DATA ENTRIES >>
════════

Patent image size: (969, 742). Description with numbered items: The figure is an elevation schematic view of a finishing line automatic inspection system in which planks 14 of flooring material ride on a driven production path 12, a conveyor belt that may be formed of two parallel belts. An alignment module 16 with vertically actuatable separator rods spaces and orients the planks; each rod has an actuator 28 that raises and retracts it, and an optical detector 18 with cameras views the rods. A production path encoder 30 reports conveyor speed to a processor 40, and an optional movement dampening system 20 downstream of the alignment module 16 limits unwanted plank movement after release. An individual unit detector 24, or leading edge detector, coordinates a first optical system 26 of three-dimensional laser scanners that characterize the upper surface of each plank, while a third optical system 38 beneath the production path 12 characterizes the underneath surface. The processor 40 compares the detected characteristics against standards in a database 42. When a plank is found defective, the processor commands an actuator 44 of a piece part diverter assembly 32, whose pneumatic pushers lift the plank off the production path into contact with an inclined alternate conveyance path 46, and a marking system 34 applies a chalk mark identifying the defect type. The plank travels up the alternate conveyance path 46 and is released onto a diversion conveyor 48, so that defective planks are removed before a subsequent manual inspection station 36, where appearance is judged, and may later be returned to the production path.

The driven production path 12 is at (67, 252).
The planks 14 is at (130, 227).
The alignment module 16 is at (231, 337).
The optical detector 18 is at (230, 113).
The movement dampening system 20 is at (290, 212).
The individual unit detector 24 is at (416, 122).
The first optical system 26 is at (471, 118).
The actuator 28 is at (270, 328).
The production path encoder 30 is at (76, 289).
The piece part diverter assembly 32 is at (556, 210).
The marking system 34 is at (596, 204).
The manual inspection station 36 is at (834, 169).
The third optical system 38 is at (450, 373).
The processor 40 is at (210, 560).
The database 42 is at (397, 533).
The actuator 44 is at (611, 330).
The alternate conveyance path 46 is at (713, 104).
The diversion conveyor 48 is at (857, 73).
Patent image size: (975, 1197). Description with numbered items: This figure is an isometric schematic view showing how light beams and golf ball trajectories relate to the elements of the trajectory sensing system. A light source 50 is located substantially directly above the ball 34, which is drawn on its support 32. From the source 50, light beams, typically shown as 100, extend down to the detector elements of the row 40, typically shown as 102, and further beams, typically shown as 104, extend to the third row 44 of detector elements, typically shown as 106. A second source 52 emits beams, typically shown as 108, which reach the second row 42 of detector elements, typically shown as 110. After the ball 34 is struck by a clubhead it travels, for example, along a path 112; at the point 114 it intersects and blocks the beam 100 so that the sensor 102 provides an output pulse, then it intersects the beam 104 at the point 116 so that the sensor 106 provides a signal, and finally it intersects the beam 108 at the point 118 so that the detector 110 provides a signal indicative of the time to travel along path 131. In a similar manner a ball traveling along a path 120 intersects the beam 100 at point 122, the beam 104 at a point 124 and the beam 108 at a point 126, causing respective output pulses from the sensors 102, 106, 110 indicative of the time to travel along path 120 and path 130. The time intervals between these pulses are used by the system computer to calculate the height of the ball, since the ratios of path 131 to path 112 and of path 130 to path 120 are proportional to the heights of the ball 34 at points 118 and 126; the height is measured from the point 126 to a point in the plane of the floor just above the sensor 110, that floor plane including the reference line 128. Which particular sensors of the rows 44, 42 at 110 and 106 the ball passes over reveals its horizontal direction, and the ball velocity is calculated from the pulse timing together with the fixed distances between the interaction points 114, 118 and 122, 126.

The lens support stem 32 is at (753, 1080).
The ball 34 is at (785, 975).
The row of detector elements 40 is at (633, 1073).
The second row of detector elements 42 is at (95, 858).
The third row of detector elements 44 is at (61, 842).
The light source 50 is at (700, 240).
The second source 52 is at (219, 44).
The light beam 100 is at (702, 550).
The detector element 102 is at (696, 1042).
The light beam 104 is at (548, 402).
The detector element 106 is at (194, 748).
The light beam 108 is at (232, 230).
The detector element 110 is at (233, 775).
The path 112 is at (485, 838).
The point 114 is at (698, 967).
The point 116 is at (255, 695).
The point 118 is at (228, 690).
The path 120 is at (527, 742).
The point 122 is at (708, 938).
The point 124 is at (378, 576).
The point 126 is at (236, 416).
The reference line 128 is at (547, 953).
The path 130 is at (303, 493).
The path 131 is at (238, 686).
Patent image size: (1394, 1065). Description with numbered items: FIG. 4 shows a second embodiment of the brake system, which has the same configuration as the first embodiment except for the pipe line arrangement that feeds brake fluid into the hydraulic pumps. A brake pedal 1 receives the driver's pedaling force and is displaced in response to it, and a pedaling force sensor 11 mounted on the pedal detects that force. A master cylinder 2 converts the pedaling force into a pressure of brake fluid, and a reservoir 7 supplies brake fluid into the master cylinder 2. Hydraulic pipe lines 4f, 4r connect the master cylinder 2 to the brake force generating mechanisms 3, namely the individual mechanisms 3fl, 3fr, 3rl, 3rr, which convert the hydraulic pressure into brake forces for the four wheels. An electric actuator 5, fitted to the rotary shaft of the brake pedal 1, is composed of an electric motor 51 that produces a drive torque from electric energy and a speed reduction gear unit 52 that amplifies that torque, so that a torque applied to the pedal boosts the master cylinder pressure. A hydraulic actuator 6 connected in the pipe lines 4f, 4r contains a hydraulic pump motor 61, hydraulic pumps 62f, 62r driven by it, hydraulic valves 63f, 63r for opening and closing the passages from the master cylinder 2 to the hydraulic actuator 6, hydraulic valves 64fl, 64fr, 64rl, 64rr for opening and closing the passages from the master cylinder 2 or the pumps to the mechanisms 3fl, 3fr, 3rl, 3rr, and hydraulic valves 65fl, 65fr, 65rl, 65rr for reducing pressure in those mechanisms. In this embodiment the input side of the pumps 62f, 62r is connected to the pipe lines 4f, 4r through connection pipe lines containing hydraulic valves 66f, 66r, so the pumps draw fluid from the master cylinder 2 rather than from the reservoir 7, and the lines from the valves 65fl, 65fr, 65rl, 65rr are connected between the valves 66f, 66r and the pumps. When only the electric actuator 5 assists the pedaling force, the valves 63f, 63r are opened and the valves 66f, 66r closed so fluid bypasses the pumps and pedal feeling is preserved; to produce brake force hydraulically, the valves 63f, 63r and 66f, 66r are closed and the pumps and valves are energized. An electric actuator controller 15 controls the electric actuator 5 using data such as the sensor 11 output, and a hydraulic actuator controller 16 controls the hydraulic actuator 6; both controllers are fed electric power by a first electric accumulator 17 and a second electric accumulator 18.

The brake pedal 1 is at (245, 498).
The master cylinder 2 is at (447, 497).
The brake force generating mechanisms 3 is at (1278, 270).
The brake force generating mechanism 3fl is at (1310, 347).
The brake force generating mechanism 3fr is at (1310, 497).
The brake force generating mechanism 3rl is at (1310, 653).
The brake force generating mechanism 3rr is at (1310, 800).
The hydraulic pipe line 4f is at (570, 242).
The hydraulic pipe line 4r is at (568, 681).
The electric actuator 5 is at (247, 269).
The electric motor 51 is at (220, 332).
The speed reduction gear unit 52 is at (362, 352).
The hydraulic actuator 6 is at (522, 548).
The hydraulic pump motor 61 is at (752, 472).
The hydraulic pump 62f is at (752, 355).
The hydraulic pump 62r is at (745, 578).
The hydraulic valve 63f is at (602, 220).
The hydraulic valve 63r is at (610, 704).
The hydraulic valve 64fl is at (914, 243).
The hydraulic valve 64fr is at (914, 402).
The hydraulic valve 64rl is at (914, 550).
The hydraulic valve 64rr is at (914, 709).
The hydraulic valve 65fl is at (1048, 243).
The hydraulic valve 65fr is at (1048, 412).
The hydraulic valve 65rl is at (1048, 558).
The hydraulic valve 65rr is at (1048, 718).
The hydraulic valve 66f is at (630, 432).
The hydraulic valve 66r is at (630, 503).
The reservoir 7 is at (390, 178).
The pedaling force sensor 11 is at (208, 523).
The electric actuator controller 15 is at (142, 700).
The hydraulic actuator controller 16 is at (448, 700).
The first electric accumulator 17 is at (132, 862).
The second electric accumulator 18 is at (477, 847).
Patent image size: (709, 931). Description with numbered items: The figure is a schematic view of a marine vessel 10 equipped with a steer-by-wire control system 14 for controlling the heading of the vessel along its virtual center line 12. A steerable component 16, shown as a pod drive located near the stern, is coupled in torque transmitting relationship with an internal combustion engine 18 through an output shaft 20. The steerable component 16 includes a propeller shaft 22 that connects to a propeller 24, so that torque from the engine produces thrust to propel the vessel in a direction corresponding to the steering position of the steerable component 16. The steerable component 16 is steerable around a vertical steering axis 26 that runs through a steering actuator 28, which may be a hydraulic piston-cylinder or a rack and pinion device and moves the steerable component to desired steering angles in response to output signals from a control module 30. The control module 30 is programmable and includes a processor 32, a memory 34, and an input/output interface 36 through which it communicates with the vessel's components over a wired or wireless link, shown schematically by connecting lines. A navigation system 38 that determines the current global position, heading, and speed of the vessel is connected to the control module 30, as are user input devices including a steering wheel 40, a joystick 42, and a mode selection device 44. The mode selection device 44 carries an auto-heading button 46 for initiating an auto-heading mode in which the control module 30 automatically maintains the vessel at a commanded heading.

════════

WHAT TO DO >>
Copy the rows word for word, from the first line down through the line that contains "The third optical system 38 is at (450, 373).", including that line.

RIGHT ANSWER >>
Patent image size: (969, 742). Description with numbered items: The figure is an elevation schematic view of a finishing line automatic inspection system in which planks 14 of flooring material ride on a driven production path 12, a conveyor belt that may be formed of two parallel belts. An alignment module 16 with vertically actuatable separator rods spaces and orients the planks; each rod has an actuator 28 that raises and retracts it, and an optical detector 18 with cameras views the rods. A production path encoder 30 reports conveyor speed to a processor 40, and an optional movement dampening system 20 downstream of the alignment module 16 limits unwanted plank movement after release. An individual unit detector 24, or leading edge detector, coordinates a first optical system 26 of three-dimensional laser scanners that characterize the upper surface of each plank, while a third optical system 38 beneath the production path 12 characterizes the underneath surface. The processor 40 compares the detected characteristics against standards in a database 42. When a plank is found defective, the processor commands an actuator 44 of a piece part diverter assembly 32, whose pneumatic pushers lift the plank off the production path into contact with an inclined alternate conveyance path 46, and a marking system 34 applies a chalk mark identifying the defect type. The plank travels up the alternate conveyance path 46 and is released onto a diversion conveyor 48, so that defective planks are removed before a subsequent manual inspection station 36, where appearance is judged, and may later be returned to the production path.

The driven production path 12 is at (67, 252).
The planks 14 is at (130, 227).
The alignment module 16 is at (231, 337).
The optical detector 18 is at (230, 113).
The movement dampening system 20 is at (290, 212).
The individual unit detector 24 is at (416, 122).
The first optical system 26 is at (471, 118).
The actuator 28 is at (270, 328).
The production path encoder 30 is at (76, 289).
The piece part diverter assembly 32 is at (556, 210).
The marking system 34 is at (596, 204).
The manual inspection station 36 is at (834, 169).
The third optical system 38 is at (450, 373).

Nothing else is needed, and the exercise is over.